= Task brief =
In the copy, include every entry exactly but none of the pictures.

= Data extract =
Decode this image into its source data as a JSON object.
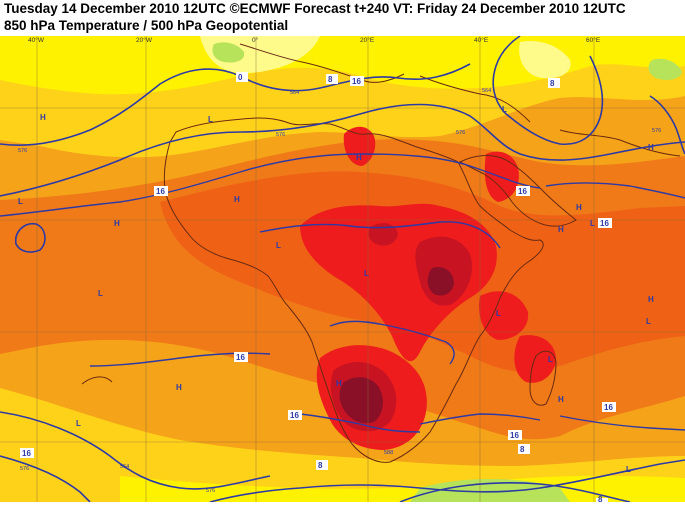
{
  "header": {
    "line1": "Tuesday 14 December 2010 12UTC ©ECMWF Forecast t+240 VT: Friday 24 December 2010 12UTC",
    "line2": "850 hPa Temperature / 500 hPa Geopotential"
  },
  "map": {
    "lon_labels": [
      "40°W",
      "20°W",
      "0°",
      "20°E",
      "40°E",
      "60°E"
    ],
    "pressure_centers": [
      "H",
      "H",
      "H",
      "H",
      "H",
      "H",
      "H",
      "H",
      "H",
      "H",
      "H",
      "L",
      "L",
      "L",
      "L",
      "L",
      "L",
      "L",
      "L",
      "L",
      "L",
      "L",
      "L"
    ],
    "temperature_labels": [
      "0",
      "8",
      "8",
      "8",
      "16",
      "16",
      "16",
      "16",
      "16",
      "16",
      "16",
      "16",
      "16",
      "8",
      "8"
    ],
    "geopotential_labels": [
      "564",
      "576",
      "564",
      "576",
      "576",
      "576",
      "576",
      "564",
      "576",
      "588"
    ],
    "colors": {
      "ocean_base": "#f5a318",
      "warm_orange": "#f07a18",
      "deep_orange": "#ef6216",
      "red": "#ee1c1c",
      "dark_red": "#c81323",
      "maroon": "#8a1028",
      "yellow": "#fff200",
      "pale_yellow": "#fffb8a",
      "light_green": "#b6e35a",
      "contour_blue": "#2d3aa6",
      "coast_brown": "#6a2a12"
    }
  }
}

= Full solution =
Decode this image into its source data as a JSON object.
{
  "header": {
    "line1": "Tuesday 14 December 2010 12UTC ©ECMWF Forecast t+240 VT: Friday 24 December 2010 12UTC",
    "line2": "850 hPa Temperature / 500 hPa Geopotential"
  },
  "map": {
    "lon_labels": [
      "40°W",
      "20°W",
      "0°",
      "20°E",
      "40°E",
      "60°E"
    ],
    "pressure_centers": [
      "H",
      "H",
      "H",
      "H",
      "H",
      "H",
      "H",
      "H",
      "H",
      "H",
      "H",
      "L",
      "L",
      "L",
      "L",
      "L",
      "L",
      "L",
      "L",
      "L",
      "L",
      "L",
      "L"
    ],
    "temperature_labels": [
      "0",
      "8",
      "8",
      "8",
      "16",
      "16",
      "16",
      "16",
      "16",
      "16",
      "16",
      "16",
      "16",
      "8",
      "8"
    ],
    "geopotential_labels": [
      "564",
      "576",
      "564",
      "576",
      "576",
      "576",
      "576",
      "564",
      "576",
      "588"
    ],
    "colors": {
      "ocean_base": "#f5a318",
      "warm_orange": "#f07a18",
      "deep_orange": "#ef6216",
      "red": "#ee1c1c",
      "dark_red": "#c81323",
      "maroon": "#8a1028",
      "yellow": "#fff200",
      "pale_yellow": "#fffb8a",
      "light_green": "#b6e35a",
      "contour_blue": "#2d3aa6",
      "coast_brown": "#6a2a12"
    }
  }
}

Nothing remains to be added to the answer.